(Prompt): Count how many lines of the material below have the word "LILIANA" and give only the number.

[START Records for the exercise]

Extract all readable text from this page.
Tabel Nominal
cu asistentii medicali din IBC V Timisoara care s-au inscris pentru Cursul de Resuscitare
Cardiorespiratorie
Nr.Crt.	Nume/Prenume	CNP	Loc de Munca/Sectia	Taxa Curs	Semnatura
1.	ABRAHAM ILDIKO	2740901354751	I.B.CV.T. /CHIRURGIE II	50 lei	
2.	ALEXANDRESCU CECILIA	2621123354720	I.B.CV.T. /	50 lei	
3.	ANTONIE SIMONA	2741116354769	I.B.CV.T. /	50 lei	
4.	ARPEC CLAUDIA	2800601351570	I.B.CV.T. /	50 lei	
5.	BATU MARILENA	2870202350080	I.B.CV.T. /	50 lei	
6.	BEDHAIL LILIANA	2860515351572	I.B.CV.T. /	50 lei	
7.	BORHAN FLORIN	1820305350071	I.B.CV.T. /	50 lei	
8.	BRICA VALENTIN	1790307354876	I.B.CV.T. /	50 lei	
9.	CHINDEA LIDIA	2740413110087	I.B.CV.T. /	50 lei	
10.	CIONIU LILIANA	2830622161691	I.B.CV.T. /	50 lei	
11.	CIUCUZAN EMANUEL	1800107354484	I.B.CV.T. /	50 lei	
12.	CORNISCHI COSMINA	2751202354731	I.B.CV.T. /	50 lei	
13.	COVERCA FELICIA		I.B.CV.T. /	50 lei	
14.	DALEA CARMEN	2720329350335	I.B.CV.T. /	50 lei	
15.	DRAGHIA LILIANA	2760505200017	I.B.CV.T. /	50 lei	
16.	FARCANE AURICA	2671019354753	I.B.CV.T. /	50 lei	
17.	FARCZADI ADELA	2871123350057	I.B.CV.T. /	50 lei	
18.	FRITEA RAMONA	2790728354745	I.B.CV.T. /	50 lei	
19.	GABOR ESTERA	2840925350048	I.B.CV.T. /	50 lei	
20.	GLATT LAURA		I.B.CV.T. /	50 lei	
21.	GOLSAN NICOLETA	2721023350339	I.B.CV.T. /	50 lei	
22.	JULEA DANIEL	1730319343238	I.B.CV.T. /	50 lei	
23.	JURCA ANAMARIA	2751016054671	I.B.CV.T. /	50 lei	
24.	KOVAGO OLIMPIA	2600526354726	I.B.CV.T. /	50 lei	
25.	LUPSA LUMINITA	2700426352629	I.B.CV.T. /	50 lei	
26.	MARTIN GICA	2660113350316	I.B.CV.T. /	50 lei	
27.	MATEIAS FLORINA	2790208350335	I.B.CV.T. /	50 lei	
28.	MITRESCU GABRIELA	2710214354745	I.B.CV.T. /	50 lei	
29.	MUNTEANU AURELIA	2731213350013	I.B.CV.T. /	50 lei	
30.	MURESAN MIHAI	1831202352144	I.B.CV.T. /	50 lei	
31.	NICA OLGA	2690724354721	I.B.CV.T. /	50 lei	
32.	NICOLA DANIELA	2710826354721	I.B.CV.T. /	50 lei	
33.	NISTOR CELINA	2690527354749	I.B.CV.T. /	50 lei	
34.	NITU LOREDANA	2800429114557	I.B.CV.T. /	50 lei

[END Records for the exercise]

(Answer to this task): 3